| Task data |
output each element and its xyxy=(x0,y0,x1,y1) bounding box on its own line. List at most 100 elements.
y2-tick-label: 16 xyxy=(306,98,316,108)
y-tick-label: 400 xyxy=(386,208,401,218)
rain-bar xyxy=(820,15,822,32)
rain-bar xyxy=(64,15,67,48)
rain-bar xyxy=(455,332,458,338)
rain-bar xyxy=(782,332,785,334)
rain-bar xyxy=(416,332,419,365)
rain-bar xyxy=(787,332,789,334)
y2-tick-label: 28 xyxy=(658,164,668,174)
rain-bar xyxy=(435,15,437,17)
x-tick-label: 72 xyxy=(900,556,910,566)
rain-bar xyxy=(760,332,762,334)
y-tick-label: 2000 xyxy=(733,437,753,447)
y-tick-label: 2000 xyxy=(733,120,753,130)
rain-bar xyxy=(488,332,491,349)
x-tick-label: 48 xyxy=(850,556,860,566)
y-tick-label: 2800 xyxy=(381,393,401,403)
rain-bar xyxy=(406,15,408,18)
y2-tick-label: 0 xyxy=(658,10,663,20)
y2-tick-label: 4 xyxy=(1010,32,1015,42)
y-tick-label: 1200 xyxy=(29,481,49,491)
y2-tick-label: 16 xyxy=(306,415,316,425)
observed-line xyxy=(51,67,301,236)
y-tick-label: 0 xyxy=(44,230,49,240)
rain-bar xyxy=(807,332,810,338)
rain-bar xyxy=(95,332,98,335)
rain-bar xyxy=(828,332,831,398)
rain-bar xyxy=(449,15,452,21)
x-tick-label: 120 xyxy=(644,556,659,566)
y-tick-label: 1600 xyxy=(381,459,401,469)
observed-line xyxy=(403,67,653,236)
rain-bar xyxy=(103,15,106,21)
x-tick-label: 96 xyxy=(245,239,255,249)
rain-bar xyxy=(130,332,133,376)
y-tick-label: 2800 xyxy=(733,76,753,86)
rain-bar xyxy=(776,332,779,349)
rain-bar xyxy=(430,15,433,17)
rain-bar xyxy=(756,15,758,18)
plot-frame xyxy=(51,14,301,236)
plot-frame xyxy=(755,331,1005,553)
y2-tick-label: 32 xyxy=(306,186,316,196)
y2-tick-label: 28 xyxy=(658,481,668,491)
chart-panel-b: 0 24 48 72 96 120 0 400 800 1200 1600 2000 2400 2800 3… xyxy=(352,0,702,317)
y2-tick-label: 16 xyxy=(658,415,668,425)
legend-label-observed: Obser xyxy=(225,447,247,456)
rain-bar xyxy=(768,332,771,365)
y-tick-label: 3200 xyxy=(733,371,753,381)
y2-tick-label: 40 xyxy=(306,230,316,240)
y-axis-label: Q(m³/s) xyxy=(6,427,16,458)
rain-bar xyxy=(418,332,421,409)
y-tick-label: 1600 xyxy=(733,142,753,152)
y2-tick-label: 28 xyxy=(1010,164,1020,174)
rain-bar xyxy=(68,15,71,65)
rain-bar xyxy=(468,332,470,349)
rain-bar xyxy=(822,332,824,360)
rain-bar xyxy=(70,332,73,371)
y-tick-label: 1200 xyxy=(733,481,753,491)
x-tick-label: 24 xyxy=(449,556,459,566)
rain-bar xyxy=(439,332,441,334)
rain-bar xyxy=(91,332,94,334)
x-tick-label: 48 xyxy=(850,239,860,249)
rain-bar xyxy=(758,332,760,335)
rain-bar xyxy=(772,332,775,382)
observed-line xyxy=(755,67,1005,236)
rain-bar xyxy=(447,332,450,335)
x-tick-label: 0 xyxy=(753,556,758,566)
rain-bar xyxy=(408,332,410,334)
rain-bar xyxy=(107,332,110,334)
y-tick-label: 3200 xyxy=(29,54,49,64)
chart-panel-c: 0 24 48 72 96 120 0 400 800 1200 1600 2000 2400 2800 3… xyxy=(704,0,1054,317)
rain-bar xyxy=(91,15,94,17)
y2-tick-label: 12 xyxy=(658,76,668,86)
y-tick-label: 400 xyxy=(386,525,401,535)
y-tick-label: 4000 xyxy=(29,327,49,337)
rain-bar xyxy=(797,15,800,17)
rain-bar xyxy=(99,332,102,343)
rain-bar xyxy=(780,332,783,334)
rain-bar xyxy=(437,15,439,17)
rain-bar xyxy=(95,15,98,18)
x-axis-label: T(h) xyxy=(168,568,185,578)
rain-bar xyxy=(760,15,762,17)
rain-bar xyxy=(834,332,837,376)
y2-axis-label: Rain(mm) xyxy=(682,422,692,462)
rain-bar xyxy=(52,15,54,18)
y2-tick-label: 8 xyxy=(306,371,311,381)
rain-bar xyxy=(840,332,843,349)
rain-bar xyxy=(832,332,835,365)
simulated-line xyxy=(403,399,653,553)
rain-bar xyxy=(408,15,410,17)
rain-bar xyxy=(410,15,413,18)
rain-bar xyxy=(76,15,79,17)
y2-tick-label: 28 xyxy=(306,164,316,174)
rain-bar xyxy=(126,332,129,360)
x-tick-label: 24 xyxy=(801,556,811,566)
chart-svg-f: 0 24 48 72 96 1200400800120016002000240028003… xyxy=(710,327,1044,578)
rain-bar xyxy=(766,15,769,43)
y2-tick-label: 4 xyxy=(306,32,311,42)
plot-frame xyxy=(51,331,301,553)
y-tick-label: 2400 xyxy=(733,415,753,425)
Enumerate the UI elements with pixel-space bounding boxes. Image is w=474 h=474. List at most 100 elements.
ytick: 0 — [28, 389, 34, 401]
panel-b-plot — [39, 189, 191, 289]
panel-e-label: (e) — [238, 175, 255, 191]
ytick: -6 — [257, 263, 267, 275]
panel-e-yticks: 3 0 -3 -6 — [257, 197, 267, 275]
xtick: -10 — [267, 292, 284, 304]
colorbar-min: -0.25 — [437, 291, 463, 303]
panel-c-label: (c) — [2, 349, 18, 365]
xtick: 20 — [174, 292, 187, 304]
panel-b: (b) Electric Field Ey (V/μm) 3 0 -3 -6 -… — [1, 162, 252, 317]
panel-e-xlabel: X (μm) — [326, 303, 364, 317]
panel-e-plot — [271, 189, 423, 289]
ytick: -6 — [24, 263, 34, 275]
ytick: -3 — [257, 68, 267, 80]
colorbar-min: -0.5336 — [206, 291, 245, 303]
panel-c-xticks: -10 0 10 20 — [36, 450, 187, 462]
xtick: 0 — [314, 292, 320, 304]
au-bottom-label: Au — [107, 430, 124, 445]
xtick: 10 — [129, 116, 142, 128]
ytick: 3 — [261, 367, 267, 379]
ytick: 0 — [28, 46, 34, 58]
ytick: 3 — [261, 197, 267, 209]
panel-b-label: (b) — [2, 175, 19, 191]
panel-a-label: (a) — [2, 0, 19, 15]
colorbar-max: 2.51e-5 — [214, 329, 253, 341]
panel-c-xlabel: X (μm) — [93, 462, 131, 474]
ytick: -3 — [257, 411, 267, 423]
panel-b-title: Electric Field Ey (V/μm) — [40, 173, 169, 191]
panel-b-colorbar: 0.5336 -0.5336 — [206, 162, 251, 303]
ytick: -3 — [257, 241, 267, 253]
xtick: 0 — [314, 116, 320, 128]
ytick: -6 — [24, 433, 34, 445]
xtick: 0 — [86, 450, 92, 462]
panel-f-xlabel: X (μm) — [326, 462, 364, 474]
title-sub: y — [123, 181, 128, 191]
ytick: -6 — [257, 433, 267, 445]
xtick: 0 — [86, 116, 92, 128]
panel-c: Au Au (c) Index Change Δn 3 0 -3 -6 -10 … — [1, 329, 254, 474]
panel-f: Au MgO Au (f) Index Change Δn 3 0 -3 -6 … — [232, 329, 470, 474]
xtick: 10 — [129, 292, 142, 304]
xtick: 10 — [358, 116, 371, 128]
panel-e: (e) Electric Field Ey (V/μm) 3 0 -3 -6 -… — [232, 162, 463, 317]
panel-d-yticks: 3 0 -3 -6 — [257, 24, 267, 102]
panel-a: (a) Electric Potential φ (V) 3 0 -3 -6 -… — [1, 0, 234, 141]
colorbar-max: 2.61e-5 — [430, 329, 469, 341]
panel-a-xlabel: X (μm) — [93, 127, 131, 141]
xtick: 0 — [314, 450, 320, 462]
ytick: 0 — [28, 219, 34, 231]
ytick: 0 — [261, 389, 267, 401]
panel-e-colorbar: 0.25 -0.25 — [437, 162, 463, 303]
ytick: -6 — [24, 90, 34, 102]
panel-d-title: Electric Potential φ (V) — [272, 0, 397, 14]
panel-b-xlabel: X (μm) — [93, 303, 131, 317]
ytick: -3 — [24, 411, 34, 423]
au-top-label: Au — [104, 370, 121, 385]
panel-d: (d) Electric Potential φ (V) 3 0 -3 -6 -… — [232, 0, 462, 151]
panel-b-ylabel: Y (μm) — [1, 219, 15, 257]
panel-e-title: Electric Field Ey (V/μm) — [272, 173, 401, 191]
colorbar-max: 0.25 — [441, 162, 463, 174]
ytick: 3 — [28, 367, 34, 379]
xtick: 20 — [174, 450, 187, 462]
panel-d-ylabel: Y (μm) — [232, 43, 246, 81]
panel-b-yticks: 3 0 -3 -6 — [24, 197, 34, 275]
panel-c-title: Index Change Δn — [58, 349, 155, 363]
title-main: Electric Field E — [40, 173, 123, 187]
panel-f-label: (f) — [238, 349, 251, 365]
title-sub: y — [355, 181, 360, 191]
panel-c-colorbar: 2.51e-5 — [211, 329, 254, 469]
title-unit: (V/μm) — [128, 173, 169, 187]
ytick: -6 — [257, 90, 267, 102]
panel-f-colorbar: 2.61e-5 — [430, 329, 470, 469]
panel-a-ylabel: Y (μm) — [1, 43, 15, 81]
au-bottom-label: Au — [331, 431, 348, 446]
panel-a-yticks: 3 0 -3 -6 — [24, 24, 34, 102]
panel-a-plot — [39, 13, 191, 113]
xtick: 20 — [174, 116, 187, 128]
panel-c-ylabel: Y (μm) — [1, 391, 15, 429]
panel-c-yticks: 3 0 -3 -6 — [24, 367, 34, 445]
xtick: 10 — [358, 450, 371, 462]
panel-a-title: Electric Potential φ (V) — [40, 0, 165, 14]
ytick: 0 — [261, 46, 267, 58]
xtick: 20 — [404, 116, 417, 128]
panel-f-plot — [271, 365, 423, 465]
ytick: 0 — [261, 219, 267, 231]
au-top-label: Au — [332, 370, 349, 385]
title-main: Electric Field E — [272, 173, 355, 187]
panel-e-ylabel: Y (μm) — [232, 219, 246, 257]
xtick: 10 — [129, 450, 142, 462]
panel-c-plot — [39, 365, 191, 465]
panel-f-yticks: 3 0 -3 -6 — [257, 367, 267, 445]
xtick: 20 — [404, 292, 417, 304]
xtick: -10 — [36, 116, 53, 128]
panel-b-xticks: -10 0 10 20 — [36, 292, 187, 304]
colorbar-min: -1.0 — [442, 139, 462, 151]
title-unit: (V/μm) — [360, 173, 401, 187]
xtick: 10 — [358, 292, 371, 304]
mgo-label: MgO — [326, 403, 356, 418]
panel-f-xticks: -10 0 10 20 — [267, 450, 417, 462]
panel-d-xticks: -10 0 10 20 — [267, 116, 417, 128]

| Exercise directions |
Can you convert the lines, from the very first one through the line containing "y2-tick-label: 16 xyxy=(658,415,668,425)" (both included), into a JSON list of strings with one string per line and blank lines left out?

| Task solution |
[
  "output each element and its xyxy=(x0,y0,x1,y1) bounding box on its own line. List at most 100 elements.",
  "y2-tick-label: 16 xyxy=(306,98,316,108)",
  "y-tick-label: 400 xyxy=(386,208,401,218)",
  "rain-bar xyxy=(820,15,822,32)",
  "rain-bar xyxy=(64,15,67,48)",
  "rain-bar xyxy=(455,332,458,338)",
  "rain-bar xyxy=(782,332,785,334)",
  "rain-bar xyxy=(416,332,419,365)",
  "rain-bar xyxy=(787,332,789,334)",
  "y2-tick-label: 28 xyxy=(658,164,668,174)",
  "rain-bar xyxy=(435,15,437,17)",
  "x-tick-label: 72 xyxy=(900,556,910,566)",
  "rain-bar xyxy=(760,332,762,334)",
  "y-tick-label: 2000 xyxy=(733,437,753,447)",
  "y-tick-label: 2000 xyxy=(733,120,753,130)",
  "rain-bar xyxy=(488,332,491,349)",
  "x-tick-label: 48 xyxy=(850,556,860,566)",
  "y-tick-label: 2800 xyxy=(381,393,401,403)",
  "rain-bar xyxy=(406,15,408,18)",
  "y2-tick-label: 0 xyxy=(658,10,663,20)",
  "y2-tick-label: 4 xyxy=(1010,32,1015,42)",
  "y-tick-label: 1200 xyxy=(29,481,49,491)",
  "y2-tick-label: 16 xyxy=(306,415,316,425)",
  "observed-line xyxy=(51,67,301,236)",
  "y-tick-label: 0 xyxy=(44,230,49,240)",
  "rain-bar xyxy=(807,332,810,338)",
  "rain-bar xyxy=(95,332,98,335)",
  "rain-bar xyxy=(828,332,831,398)",
  "rain-bar xyxy=(449,15,452,21)",
  "x-tick-label: 120 xyxy=(644,556,659,566)",
  "y-tick-label: 1600 xyxy=(381,459,401,469)",
  "observed-line xyxy=(403,67,653,236)",
  "rain-bar xyxy=(103,15,106,21)",
  "x-tick-label: 96 xyxy=(245,239,255,249)",
  "rain-bar xyxy=(130,332,133,376)",
  "y-tick-label: 2800 xyxy=(733,76,753,86)",
  "rain-bar xyxy=(776,332,779,349)",
  "rain-bar xyxy=(430,15,433,17)",
  "rain-bar xyxy=(756,15,758,18)",
  "plot-frame xyxy=(51,14,301,236)",
  "plot-frame xyxy=(755,331,1005,553)",
  "y2-tick-label: 32 xyxy=(306,186,316,196)",
  "y2-tick-label: 28 xyxy=(658,481,668,491)",
  "chart-panel-b: 0 24 48 72 96 120 0 400 800 1200 1600 2000 2400 2800 3… xyxy=(352,0,702,317)",
  "y2-tick-label: 16 xyxy=(658,415,668,425)"
]